BEGIN Records provided

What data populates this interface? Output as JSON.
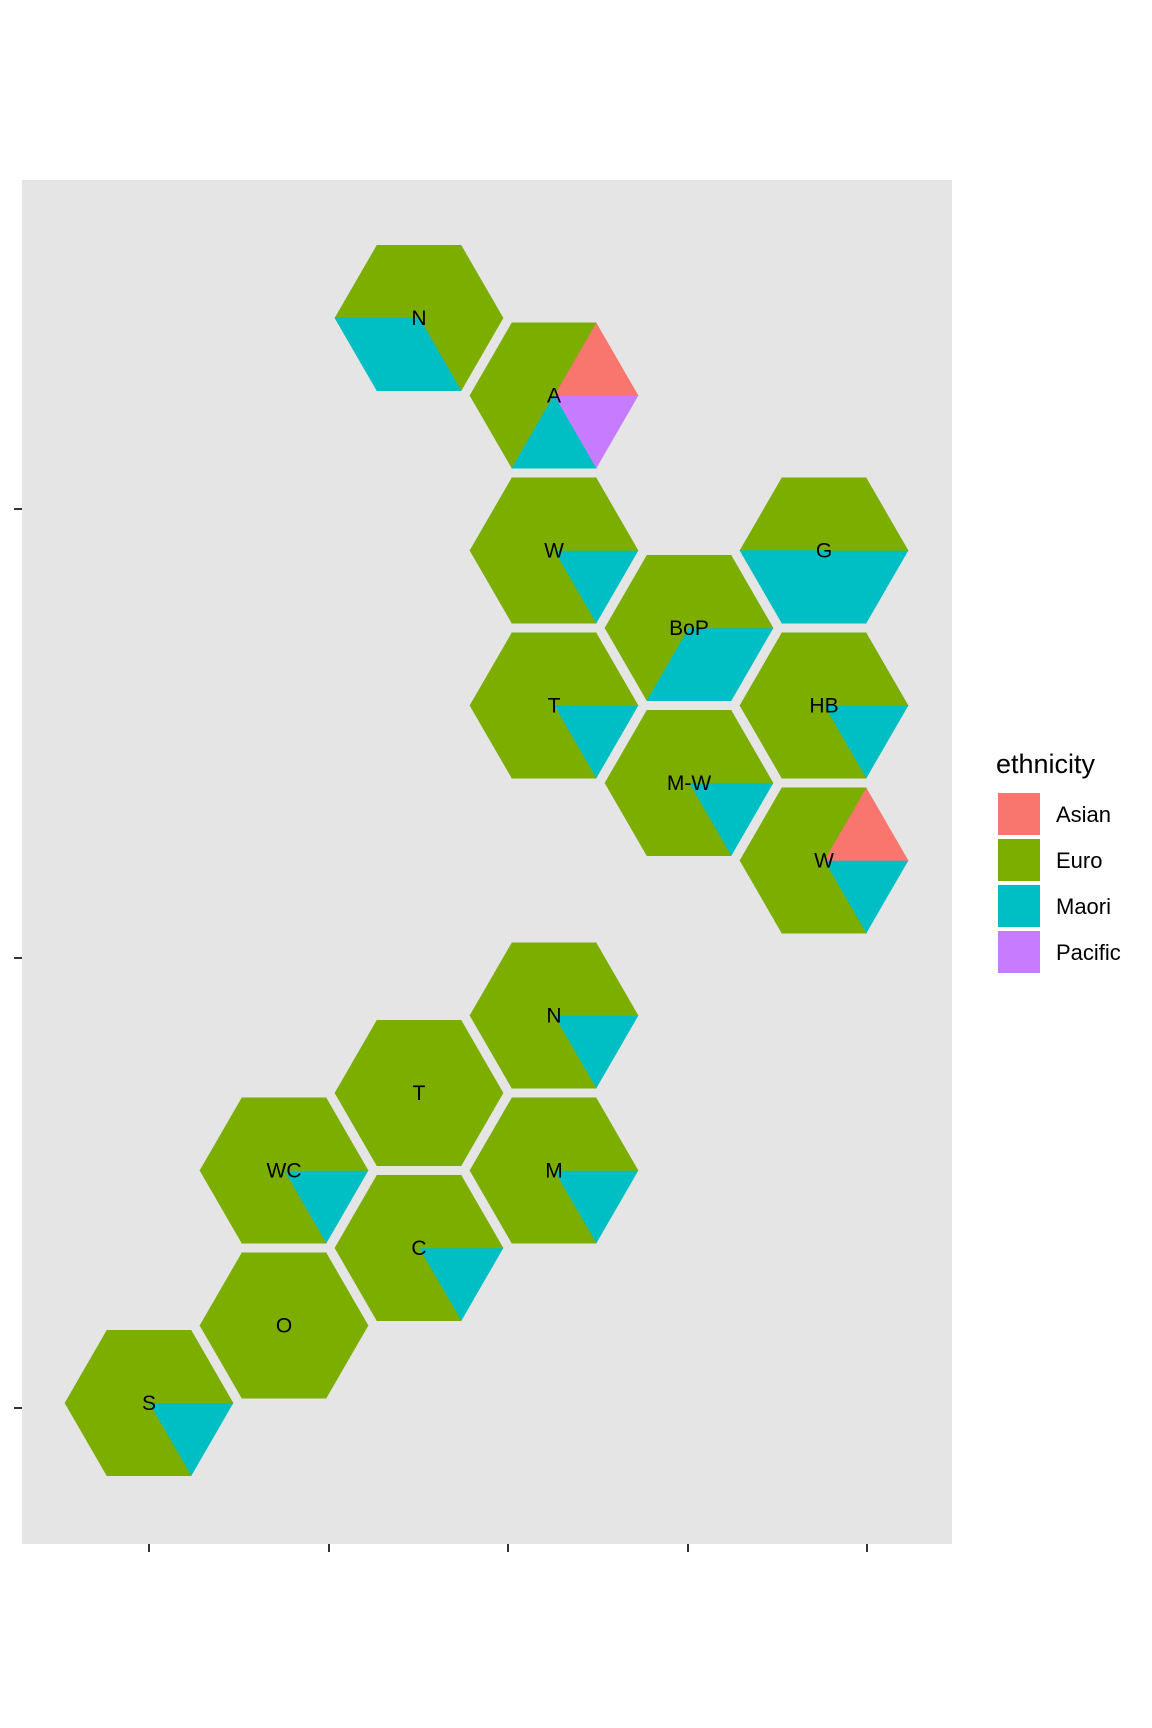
{
  "chart_data": {
    "type": "other",
    "legend": {
      "title": "ethnicity",
      "position": "right",
      "items": [
        {
          "name": "Asian",
          "color": "#F8766D"
        },
        {
          "name": "Euro",
          "color": "#7CAE00"
        },
        {
          "name": "Maori",
          "color": "#00BFC4"
        },
        {
          "name": "Pacific",
          "color": "#C77CFF"
        }
      ]
    },
    "background": "#E5E5E5",
    "grid": false,
    "regions": [
      {
        "label": "N",
        "col": 2,
        "row": 0,
        "wedges": [
          "Euro",
          "Euro",
          "Euro",
          "Euro",
          "Maori",
          "Maori"
        ]
      },
      {
        "label": "A",
        "col": 3,
        "row": 0.5,
        "wedges": [
          "Pacific",
          "Asian",
          "Euro",
          "Euro",
          "Euro",
          "Maori"
        ]
      },
      {
        "label": "W",
        "col": 3,
        "row": 1.5,
        "wedges": [
          "Maori",
          "Euro",
          "Euro",
          "Euro",
          "Euro",
          "Euro"
        ]
      },
      {
        "label": "BoP",
        "col": 4,
        "row": 2,
        "wedges": [
          "Maori",
          "Euro",
          "Euro",
          "Euro",
          "Euro",
          "Maori"
        ]
      },
      {
        "label": "G",
        "col": 5,
        "row": 1.5,
        "wedges": [
          "Maori",
          "Euro",
          "Euro",
          "Euro",
          "Maori",
          "Maori"
        ]
      },
      {
        "label": "T",
        "col": 3,
        "row": 2.5,
        "wedges": [
          "Maori",
          "Euro",
          "Euro",
          "Euro",
          "Euro",
          "Euro"
        ]
      },
      {
        "label": "HB",
        "col": 5,
        "row": 2.5,
        "wedges": [
          "Maori",
          "Euro",
          "Euro",
          "Euro",
          "Euro",
          "Euro"
        ]
      },
      {
        "label": "M-W",
        "col": 4,
        "row": 3,
        "wedges": [
          "Maori",
          "Euro",
          "Euro",
          "Euro",
          "Euro",
          "Euro"
        ]
      },
      {
        "label": "W",
        "col": 5,
        "row": 3.5,
        "wedges": [
          "Maori",
          "Asian",
          "Euro",
          "Euro",
          "Euro",
          "Euro"
        ]
      },
      {
        "label": "N",
        "col": 3,
        "row": 4.5,
        "wedges": [
          "Maori",
          "Euro",
          "Euro",
          "Euro",
          "Euro",
          "Euro"
        ]
      },
      {
        "label": "T",
        "col": 2,
        "row": 5,
        "wedges": [
          "Euro",
          "Euro",
          "Euro",
          "Euro",
          "Euro",
          "Euro"
        ]
      },
      {
        "label": "WC",
        "col": 1,
        "row": 5.5,
        "wedges": [
          "Maori",
          "Euro",
          "Euro",
          "Euro",
          "Euro",
          "Euro"
        ]
      },
      {
        "label": "M",
        "col": 3,
        "row": 5.5,
        "wedges": [
          "Maori",
          "Euro",
          "Euro",
          "Euro",
          "Euro",
          "Euro"
        ]
      },
      {
        "label": "C",
        "col": 2,
        "row": 6,
        "wedges": [
          "Maori",
          "Euro",
          "Euro",
          "Euro",
          "Euro",
          "Euro"
        ]
      },
      {
        "label": "O",
        "col": 1,
        "row": 6.5,
        "wedges": [
          "Euro",
          "Euro",
          "Euro",
          "Euro",
          "Euro",
          "Euro"
        ]
      },
      {
        "label": "S",
        "col": 0,
        "row": 7,
        "wedges": [
          "Maori",
          "Euro",
          "Euro",
          "Euro",
          "Euro",
          "Euro"
        ]
      }
    ],
    "x_ticks": [
      "",
      "",
      "",
      "",
      ""
    ],
    "y_ticks": [
      "",
      "",
      ""
    ]
  }
}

END Records provided

### Task goal
All the records above need to be given again word for word. Skip the pictures.

### Task output
What data populates this interface? Output as JSON.
{
  "chart_data": {
    "type": "other",
    "legend": {
      "title": "ethnicity",
      "position": "right",
      "items": [
        {
          "name": "Asian",
          "color": "#F8766D"
        },
        {
          "name": "Euro",
          "color": "#7CAE00"
        },
        {
          "name": "Maori",
          "color": "#00BFC4"
        },
        {
          "name": "Pacific",
          "color": "#C77CFF"
        }
      ]
    },
    "background": "#E5E5E5",
    "grid": false,
    "regions": [
      {
        "label": "N",
        "col": 2,
        "row": 0,
        "wedges": [
          "Euro",
          "Euro",
          "Euro",
          "Euro",
          "Maori",
          "Maori"
        ]
      },
      {
        "label": "A",
        "col": 3,
        "row": 0.5,
        "wedges": [
          "Pacific",
          "Asian",
          "Euro",
          "Euro",
          "Euro",
          "Maori"
        ]
      },
      {
        "label": "W",
        "col": 3,
        "row": 1.5,
        "wedges": [
          "Maori",
          "Euro",
          "Euro",
          "Euro",
          "Euro",
          "Euro"
        ]
      },
      {
        "label": "BoP",
        "col": 4,
        "row": 2,
        "wedges": [
          "Maori",
          "Euro",
          "Euro",
          "Euro",
          "Euro",
          "Maori"
        ]
      },
      {
        "label": "G",
        "col": 5,
        "row": 1.5,
        "wedges": [
          "Maori",
          "Euro",
          "Euro",
          "Euro",
          "Maori",
          "Maori"
        ]
      },
      {
        "label": "T",
        "col": 3,
        "row": 2.5,
        "wedges": [
          "Maori",
          "Euro",
          "Euro",
          "Euro",
          "Euro",
          "Euro"
        ]
      },
      {
        "label": "HB",
        "col": 5,
        "row": 2.5,
        "wedges": [
          "Maori",
          "Euro",
          "Euro",
          "Euro",
          "Euro",
          "Euro"
        ]
      },
      {
        "label": "M-W",
        "col": 4,
        "row": 3,
        "wedges": [
          "Maori",
          "Euro",
          "Euro",
          "Euro",
          "Euro",
          "Euro"
        ]
      },
      {
        "label": "W",
        "col": 5,
        "row": 3.5,
        "wedges": [
          "Maori",
          "Asian",
          "Euro",
          "Euro",
          "Euro",
          "Euro"
        ]
      },
      {
        "label": "N",
        "col": 3,
        "row": 4.5,
        "wedges": [
          "Maori",
          "Euro",
          "Euro",
          "Euro",
          "Euro",
          "Euro"
        ]
      },
      {
        "label": "T",
        "col": 2,
        "row": 5,
        "wedges": [
          "Euro",
          "Euro",
          "Euro",
          "Euro",
          "Euro",
          "Euro"
        ]
      },
      {
        "label": "WC",
        "col": 1,
        "row": 5.5,
        "wedges": [
          "Maori",
          "Euro",
          "Euro",
          "Euro",
          "Euro",
          "Euro"
        ]
      },
      {
        "label": "M",
        "col": 3,
        "row": 5.5,
        "wedges": [
          "Maori",
          "Euro",
          "Euro",
          "Euro",
          "Euro",
          "Euro"
        ]
      },
      {
        "label": "C",
        "col": 2,
        "row": 6,
        "wedges": [
          "Maori",
          "Euro",
          "Euro",
          "Euro",
          "Euro",
          "Euro"
        ]
      },
      {
        "label": "O",
        "col": 1,
        "row": 6.5,
        "wedges": [
          "Euro",
          "Euro",
          "Euro",
          "Euro",
          "Euro",
          "Euro"
        ]
      },
      {
        "label": "S",
        "col": 0,
        "row": 7,
        "wedges": [
          "Maori",
          "Euro",
          "Euro",
          "Euro",
          "Euro",
          "Euro"
        ]
      }
    ],
    "x_ticks": [
      "",
      "",
      "",
      "",
      ""
    ],
    "y_ticks": [
      "",
      "",
      ""
    ]
  }
}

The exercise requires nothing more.